> [AIM OF THE EXERCISE] Exactly repeat the full listing that follows.

■ ■ ■

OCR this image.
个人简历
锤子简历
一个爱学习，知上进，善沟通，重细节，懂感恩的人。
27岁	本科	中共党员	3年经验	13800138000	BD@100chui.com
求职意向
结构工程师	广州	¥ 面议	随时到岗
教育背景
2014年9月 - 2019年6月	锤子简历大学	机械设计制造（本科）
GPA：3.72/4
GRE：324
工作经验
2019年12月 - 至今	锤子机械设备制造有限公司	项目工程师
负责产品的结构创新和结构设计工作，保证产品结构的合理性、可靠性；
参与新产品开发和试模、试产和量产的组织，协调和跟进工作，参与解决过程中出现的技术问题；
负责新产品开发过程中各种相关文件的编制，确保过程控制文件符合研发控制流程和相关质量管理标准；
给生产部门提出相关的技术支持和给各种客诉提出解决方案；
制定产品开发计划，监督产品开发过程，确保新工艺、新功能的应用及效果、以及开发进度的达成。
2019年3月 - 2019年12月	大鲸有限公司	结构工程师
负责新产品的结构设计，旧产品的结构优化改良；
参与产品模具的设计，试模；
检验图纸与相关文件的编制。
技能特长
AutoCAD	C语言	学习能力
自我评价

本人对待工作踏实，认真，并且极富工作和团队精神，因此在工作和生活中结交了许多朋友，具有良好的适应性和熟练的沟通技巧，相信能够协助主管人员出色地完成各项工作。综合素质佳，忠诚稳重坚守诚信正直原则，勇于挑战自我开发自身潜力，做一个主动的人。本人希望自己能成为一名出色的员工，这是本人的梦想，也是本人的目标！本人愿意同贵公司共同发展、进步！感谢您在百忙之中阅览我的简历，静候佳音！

■ ■ ■

> [FULL RESPONSE]
OCR this image.
个人简历
锤子简历
一个爱学习，知上进，善沟通，重细节，懂感恩的人。
27岁	本科	中共党员	3年经验	13800138000	BD@100chui.com
求职意向
结构工程师	广州	¥ 面议	随时到岗
教育背景
2014年9月 - 2019年6月	锤子简历大学	机械设计制造（本科）
GPA：3.72/4
GRE：324
工作经验
2019年12月 - 至今	锤子机械设备制造有限公司	项目工程师
负责产品的结构创新和结构设计工作，保证产品结构的合理性、可靠性；
参与新产品开发和试模、试产和量产的组织，协调和跟进工作，参与解决过程中出现的技术问题；
负责新产品开发过程中各种相关文件的编制，确保过程控制文件符合研发控制流程和相关质量管理标准；
给生产部门提出相关的技术支持和给各种客诉提出解决方案；
制定产品开发计划，监督产品开发过程，确保新工艺、新功能的应用及效果、以及开发进度的达成。
2019年3月 - 2019年12月	大鲸有限公司	结构工程师
负责新产品的结构设计，旧产品的结构优化改良；
参与产品模具的设计，试模；
检验图纸与相关文件的编制。
技能特长
AutoCAD	C语言	学习能力
自我评价

本人对待工作踏实，认真，并且极富工作和团队精神，因此在工作和生活中结交了许多朋友，具有良好的适应性和熟练的沟通技巧，相信能够协助主管人员出色地完成各项工作。综合素质佳，忠诚稳重坚守诚信正直原则，勇于挑战自我开发自身潜力，做一个主动的人。本人希望自己能成为一名出色的员工，这是本人的梦想，也是本人的目标！本人愿意同贵公司共同发展、进步！感谢您在百忙之中阅览我的简历，静候佳音！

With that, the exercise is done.